> Listing

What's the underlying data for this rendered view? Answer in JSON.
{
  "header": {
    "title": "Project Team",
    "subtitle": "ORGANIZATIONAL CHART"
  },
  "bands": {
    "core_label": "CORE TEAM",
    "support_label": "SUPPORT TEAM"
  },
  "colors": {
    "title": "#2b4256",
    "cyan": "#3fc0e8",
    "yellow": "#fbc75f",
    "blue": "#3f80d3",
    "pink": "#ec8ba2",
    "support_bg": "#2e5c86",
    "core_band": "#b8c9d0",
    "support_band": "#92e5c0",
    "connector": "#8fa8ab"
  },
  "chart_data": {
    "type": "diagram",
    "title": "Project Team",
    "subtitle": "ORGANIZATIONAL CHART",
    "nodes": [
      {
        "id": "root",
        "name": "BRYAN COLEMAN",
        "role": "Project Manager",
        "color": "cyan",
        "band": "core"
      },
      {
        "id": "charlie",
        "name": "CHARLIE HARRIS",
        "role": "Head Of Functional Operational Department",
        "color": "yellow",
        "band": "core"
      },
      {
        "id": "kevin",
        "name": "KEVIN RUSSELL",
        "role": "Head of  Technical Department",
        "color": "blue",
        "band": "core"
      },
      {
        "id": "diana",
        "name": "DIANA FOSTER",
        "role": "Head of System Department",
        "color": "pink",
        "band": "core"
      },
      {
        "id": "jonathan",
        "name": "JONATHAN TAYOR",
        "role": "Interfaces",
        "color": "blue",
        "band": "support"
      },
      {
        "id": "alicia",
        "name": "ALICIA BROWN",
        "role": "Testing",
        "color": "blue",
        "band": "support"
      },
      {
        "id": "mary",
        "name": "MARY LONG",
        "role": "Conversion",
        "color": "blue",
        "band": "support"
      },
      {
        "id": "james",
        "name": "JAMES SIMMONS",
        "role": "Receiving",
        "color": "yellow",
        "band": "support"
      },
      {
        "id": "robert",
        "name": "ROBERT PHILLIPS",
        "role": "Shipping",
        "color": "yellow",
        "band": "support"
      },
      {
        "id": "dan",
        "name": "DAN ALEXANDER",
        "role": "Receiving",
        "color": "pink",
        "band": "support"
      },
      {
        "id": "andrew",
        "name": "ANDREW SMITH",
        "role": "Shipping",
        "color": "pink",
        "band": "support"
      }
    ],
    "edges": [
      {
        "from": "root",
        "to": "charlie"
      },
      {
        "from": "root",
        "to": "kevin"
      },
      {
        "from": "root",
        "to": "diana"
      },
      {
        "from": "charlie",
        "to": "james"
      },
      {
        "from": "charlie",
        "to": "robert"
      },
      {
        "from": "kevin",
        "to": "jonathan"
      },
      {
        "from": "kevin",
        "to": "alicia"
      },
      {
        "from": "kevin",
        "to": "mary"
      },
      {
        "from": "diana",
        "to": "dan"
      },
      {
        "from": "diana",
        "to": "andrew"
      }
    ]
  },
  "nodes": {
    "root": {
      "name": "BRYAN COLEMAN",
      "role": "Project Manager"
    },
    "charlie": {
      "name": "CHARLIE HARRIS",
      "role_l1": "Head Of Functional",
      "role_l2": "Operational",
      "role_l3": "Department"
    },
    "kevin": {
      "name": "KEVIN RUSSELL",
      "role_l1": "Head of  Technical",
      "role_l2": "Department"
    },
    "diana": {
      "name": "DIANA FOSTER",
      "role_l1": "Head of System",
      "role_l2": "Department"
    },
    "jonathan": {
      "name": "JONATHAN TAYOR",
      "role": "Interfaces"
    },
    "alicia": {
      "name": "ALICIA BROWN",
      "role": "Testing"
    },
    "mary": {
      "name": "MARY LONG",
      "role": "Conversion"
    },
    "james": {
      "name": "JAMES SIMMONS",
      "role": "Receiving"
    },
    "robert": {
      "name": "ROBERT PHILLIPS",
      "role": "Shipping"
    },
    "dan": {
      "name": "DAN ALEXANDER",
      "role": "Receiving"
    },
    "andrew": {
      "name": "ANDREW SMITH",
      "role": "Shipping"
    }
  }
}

> Problem requirements
How many lines in the listing above contain the string "BROWN"? Answer with the number only.

> Expected answer
2